> **Goal**
Find the lines that include the string "name" and report how many there are. Give no other text.

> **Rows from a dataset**
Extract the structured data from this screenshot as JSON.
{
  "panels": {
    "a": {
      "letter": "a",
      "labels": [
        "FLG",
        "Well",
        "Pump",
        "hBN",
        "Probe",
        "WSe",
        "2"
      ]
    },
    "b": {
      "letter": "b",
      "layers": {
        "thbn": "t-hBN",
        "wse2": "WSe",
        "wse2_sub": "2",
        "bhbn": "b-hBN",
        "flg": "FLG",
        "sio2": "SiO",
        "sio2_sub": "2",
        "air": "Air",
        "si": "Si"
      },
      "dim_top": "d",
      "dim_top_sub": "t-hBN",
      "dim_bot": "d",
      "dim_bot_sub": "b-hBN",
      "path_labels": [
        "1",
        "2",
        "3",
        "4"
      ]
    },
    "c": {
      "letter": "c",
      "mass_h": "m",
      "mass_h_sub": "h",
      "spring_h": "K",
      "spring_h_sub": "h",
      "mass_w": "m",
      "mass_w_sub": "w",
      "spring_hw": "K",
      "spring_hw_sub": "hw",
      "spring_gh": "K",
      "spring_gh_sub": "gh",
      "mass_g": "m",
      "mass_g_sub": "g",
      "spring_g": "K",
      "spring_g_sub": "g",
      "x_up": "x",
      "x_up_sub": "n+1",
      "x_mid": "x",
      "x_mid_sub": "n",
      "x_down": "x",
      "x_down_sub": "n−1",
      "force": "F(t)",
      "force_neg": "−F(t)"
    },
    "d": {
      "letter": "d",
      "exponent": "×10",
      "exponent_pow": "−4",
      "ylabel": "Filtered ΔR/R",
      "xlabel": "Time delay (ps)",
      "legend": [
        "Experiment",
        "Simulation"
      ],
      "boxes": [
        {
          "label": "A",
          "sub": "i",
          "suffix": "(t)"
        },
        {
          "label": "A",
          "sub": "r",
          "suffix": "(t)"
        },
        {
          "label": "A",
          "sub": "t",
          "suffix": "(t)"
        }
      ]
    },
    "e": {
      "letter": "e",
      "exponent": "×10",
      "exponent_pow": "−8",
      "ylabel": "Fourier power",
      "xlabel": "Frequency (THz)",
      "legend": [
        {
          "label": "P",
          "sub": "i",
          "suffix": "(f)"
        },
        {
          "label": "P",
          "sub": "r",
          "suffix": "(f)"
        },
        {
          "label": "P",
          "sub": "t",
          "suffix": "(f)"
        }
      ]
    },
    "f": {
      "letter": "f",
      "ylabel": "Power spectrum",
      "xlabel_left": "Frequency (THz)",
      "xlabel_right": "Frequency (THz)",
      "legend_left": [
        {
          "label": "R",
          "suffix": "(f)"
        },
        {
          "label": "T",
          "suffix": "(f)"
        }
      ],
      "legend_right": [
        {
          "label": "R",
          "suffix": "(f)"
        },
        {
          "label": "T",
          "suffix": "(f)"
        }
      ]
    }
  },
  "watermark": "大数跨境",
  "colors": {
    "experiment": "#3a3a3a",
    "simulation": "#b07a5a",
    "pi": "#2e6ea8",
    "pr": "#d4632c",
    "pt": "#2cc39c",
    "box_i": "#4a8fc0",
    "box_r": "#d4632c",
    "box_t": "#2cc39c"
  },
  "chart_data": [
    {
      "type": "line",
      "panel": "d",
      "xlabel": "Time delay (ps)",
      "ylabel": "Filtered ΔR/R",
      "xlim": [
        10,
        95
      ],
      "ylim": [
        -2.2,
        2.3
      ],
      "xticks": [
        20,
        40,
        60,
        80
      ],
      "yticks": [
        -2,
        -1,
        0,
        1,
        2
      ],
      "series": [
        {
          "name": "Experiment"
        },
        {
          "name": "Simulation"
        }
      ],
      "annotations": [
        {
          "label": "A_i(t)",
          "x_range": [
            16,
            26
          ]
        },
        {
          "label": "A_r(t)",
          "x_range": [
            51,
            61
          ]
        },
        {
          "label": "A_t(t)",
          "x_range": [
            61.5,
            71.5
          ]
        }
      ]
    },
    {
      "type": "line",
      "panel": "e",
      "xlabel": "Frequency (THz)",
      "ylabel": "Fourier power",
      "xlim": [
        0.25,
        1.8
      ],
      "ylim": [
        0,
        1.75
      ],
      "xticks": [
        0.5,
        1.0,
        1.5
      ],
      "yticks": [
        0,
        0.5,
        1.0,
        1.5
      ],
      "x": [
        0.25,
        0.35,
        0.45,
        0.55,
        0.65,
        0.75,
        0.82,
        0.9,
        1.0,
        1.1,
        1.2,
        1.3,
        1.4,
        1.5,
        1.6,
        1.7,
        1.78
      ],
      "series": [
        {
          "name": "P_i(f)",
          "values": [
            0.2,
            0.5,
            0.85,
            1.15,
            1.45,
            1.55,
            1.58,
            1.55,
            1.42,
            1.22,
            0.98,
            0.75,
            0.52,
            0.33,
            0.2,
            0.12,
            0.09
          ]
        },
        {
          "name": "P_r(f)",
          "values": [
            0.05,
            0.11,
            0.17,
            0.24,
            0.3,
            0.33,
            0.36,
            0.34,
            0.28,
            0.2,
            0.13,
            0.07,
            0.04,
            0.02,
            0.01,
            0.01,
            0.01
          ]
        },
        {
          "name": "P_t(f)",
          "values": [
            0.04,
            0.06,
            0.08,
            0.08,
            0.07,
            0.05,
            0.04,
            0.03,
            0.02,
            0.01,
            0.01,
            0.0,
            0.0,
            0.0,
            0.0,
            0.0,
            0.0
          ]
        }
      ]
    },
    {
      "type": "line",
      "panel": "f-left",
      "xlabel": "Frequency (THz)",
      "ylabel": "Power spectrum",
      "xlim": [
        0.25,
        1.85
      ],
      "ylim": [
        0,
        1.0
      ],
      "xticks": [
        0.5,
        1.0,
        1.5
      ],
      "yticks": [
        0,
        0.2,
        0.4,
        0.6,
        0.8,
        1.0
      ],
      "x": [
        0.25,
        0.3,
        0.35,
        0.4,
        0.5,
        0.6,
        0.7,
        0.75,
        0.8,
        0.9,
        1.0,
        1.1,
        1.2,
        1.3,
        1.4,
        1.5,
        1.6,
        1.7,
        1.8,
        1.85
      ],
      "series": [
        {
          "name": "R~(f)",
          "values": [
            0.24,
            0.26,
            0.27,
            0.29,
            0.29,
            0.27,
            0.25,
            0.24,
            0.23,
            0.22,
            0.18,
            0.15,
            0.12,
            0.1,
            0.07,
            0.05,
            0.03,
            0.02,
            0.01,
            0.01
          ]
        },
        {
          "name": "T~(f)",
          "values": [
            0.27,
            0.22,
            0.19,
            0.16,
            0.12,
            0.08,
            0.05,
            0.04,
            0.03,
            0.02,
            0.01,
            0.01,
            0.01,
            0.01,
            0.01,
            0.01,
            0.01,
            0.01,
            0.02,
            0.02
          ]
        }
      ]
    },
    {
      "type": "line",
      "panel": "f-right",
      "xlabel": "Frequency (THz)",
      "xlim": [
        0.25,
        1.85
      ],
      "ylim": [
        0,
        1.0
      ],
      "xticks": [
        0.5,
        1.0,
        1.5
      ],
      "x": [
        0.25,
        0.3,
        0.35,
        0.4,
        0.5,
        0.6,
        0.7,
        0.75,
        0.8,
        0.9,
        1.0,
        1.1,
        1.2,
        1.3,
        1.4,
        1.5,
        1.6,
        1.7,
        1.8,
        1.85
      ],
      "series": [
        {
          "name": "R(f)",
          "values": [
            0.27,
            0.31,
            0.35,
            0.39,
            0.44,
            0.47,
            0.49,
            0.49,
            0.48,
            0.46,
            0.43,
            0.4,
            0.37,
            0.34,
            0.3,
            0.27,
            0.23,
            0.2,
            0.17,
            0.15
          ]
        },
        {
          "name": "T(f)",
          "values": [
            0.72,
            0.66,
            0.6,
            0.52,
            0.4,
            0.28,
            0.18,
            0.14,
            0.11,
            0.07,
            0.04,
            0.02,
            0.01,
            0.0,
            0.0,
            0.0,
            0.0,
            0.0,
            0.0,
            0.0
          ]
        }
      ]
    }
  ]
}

> **Answer to this problem**
9